▶ **Dataset**:
------
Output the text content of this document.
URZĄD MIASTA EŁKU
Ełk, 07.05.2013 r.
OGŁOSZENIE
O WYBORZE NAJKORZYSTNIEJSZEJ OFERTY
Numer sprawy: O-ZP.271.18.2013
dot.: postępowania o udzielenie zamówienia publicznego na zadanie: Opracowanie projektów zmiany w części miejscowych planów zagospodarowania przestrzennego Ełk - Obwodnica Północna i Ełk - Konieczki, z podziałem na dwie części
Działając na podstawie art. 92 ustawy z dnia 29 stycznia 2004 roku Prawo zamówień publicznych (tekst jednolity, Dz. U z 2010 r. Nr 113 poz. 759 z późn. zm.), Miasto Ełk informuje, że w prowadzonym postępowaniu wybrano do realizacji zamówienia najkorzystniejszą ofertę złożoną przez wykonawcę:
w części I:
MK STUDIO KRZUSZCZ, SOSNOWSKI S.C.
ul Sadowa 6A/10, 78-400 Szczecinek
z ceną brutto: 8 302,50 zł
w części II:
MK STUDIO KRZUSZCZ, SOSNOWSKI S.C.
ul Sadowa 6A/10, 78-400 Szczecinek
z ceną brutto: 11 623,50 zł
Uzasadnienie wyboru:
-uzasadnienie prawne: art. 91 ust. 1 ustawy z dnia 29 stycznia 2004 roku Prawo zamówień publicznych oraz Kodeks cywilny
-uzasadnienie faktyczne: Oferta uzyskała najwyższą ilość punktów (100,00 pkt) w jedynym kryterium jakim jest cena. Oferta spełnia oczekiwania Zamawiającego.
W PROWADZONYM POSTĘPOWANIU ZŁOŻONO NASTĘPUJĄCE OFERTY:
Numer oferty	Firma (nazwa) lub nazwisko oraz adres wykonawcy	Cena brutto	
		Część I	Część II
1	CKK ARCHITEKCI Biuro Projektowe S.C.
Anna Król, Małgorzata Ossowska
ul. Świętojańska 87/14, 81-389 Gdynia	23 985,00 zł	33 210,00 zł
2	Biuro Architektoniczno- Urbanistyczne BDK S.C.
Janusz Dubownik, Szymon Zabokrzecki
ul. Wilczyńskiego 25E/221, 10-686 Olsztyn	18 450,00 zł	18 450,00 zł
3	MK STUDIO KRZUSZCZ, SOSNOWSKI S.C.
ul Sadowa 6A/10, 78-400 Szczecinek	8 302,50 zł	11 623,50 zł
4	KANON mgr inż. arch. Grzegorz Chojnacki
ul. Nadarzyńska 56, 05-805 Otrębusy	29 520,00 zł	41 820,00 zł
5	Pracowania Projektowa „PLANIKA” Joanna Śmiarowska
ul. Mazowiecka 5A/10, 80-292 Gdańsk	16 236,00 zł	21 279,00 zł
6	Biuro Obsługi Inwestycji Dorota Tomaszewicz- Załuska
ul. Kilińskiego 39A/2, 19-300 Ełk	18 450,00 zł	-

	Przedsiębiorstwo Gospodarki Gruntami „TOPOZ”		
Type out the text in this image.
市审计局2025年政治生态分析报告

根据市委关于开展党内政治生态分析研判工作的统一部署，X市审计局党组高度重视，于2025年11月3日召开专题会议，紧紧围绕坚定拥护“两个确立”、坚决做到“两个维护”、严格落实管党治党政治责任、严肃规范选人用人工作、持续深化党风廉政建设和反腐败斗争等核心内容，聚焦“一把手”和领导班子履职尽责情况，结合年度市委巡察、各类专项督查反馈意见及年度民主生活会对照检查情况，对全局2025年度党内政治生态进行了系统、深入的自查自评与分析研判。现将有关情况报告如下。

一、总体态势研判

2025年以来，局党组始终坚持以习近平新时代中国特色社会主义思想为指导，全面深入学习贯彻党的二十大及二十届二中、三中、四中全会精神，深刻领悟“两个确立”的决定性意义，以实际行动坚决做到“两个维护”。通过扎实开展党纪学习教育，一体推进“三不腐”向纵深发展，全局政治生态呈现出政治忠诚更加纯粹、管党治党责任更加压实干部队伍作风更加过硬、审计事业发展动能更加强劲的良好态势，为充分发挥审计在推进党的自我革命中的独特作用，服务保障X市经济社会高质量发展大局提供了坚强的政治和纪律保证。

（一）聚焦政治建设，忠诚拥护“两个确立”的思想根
------
▶ **To do**:
Filter the listing for the word "oraz" and copy every line that holds it.

▶ **Expected output**:
-uzasadnienie prawne: art. 91 ust. 1 ustawy z dnia 29 stycznia 2004 roku Prawo zamówień publicznych oraz Kodeks cywilny
Numer oferty	Firma (nazwa) lub nazwisko oraz adres wykonawcy	Cena brutto	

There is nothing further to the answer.